**EXERCISE AIM:** Among the entries below, count the lines with "slow" in them and state the total without comment.

..........

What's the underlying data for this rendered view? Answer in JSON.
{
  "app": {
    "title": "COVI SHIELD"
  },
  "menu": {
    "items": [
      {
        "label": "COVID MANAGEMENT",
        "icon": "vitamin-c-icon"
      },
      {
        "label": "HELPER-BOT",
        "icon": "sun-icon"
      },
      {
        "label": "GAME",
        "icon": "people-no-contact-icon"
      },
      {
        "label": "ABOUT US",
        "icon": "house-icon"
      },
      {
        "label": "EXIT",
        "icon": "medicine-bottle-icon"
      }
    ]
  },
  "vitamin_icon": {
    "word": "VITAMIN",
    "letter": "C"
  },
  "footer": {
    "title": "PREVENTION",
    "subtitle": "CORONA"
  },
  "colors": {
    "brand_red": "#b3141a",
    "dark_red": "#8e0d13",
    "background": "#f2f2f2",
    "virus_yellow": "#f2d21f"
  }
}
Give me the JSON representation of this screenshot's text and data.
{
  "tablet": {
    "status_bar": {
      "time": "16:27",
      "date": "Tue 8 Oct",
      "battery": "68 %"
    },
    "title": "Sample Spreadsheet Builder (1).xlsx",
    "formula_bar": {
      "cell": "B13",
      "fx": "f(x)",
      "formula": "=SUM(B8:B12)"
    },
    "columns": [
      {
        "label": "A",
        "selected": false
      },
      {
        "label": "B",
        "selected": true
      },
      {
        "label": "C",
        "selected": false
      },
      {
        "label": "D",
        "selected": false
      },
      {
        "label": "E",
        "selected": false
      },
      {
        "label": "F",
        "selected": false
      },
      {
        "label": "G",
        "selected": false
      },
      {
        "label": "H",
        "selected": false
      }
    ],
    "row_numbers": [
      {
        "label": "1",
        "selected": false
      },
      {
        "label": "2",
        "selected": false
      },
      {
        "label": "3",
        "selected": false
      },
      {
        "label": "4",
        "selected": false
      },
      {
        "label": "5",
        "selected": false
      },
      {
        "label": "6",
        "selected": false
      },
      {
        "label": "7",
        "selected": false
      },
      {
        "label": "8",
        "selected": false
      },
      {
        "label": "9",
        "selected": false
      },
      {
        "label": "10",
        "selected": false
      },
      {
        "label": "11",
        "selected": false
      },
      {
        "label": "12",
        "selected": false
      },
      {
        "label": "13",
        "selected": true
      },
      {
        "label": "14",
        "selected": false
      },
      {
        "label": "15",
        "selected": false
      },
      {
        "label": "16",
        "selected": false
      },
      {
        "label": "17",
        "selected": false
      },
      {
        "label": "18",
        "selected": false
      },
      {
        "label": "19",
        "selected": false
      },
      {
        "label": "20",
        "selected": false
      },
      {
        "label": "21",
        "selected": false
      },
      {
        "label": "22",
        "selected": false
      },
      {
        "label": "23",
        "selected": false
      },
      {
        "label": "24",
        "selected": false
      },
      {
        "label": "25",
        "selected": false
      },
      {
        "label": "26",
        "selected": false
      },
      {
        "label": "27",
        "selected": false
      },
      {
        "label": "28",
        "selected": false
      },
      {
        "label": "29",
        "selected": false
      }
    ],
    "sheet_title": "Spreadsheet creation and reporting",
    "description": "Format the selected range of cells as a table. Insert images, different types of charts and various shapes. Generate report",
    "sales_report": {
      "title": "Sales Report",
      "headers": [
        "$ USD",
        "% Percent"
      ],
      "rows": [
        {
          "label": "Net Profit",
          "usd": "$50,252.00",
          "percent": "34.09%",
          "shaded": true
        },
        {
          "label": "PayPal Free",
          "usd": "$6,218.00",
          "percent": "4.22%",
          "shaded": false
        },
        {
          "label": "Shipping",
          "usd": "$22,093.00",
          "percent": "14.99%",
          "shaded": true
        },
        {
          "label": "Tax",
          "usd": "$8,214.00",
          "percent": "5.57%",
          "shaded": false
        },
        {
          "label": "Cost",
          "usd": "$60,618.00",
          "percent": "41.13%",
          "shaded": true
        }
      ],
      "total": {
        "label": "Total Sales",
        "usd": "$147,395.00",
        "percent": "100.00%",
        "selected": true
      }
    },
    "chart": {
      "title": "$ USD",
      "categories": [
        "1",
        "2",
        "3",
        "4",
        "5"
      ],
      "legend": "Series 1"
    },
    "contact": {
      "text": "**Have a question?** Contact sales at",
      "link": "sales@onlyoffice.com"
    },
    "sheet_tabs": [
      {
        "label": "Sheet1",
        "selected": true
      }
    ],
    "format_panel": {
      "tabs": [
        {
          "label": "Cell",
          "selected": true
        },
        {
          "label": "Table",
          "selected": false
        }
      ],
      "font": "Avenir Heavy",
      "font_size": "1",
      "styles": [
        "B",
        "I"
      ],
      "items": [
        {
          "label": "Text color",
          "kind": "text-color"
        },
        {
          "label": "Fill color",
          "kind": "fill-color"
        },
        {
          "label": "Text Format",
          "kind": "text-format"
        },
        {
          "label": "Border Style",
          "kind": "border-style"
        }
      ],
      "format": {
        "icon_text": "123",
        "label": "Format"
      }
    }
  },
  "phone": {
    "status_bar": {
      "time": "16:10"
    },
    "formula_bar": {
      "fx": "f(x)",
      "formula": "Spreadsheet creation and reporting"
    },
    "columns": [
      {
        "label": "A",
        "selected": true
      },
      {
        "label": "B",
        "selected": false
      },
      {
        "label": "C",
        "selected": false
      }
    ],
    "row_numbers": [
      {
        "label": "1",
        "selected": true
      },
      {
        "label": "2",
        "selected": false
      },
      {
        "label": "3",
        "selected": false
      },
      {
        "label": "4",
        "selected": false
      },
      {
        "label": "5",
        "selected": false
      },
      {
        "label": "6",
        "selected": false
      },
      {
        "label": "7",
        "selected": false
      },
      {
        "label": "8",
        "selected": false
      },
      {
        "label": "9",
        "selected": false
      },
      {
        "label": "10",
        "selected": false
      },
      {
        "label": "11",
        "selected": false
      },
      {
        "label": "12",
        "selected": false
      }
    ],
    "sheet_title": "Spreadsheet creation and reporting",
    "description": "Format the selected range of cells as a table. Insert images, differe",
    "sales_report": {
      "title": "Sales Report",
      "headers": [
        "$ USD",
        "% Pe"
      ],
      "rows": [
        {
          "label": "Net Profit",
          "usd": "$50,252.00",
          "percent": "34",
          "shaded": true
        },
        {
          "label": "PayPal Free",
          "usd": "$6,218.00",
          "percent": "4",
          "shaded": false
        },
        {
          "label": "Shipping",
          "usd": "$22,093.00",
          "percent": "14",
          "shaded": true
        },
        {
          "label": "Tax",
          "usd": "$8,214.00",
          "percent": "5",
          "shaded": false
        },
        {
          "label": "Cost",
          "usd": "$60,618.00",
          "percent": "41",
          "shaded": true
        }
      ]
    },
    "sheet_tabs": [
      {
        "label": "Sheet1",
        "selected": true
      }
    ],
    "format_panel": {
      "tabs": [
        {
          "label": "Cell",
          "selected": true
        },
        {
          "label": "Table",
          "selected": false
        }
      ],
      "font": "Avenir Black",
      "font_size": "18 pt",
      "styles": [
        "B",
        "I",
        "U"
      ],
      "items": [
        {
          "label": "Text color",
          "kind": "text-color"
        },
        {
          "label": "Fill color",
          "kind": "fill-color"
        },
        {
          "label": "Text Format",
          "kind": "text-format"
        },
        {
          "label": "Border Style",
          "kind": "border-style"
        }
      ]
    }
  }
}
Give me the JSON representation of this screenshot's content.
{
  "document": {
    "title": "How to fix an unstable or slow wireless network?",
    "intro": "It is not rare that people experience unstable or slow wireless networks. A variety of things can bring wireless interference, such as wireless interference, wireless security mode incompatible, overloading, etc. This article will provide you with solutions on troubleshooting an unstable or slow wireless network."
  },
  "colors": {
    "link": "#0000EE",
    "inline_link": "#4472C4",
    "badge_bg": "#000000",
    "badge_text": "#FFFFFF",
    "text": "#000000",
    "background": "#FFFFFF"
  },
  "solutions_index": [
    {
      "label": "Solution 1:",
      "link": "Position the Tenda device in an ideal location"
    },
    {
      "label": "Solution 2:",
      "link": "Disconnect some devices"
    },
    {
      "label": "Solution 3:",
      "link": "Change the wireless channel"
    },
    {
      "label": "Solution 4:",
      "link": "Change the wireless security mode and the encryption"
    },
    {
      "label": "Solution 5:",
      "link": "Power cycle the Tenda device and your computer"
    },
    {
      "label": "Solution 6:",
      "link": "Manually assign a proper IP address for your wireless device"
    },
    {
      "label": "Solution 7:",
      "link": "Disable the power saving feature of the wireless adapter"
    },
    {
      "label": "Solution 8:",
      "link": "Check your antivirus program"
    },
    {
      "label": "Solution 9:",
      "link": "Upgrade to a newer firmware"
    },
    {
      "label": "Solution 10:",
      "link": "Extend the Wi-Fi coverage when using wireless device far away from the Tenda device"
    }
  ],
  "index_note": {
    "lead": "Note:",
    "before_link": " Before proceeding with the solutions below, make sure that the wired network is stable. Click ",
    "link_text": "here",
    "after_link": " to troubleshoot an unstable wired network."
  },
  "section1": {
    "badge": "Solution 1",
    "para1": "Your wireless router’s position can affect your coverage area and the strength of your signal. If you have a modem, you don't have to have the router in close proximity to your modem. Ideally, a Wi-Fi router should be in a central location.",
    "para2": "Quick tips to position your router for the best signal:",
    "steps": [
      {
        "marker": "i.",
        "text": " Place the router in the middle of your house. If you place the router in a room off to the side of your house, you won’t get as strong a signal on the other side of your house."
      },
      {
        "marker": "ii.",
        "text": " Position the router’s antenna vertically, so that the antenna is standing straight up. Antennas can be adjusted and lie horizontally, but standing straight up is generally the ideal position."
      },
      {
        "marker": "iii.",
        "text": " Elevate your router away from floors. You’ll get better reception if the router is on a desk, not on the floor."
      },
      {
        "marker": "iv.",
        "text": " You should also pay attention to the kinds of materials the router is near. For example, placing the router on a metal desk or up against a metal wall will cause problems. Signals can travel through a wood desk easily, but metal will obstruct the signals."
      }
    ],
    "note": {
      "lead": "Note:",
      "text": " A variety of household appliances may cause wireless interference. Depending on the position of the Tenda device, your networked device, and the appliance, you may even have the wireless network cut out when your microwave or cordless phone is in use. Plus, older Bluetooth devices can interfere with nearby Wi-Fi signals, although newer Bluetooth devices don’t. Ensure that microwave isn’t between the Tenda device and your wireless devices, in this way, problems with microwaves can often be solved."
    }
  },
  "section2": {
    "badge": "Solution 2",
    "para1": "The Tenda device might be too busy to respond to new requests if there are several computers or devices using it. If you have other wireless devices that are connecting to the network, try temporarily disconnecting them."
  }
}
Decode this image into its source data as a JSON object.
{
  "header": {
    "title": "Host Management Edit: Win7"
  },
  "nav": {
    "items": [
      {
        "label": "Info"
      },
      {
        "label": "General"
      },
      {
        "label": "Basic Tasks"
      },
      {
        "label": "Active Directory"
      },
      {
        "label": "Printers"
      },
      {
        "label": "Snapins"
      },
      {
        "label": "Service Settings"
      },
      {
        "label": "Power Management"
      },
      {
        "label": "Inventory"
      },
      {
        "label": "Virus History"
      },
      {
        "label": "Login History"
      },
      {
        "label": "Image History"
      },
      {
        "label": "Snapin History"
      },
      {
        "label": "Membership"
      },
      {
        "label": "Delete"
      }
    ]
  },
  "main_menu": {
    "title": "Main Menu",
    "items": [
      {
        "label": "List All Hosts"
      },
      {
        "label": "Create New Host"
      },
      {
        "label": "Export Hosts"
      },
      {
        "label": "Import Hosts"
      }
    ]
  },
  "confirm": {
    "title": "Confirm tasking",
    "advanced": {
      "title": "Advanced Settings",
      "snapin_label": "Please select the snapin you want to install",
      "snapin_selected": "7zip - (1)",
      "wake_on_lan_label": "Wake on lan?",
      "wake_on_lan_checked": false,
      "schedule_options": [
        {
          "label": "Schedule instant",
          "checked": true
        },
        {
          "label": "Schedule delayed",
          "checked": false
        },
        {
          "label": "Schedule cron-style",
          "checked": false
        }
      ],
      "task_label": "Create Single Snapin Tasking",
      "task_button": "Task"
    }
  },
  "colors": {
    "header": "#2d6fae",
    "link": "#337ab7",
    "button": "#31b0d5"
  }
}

..........

**SOLUTION FOR THIS EXERCISE:** 2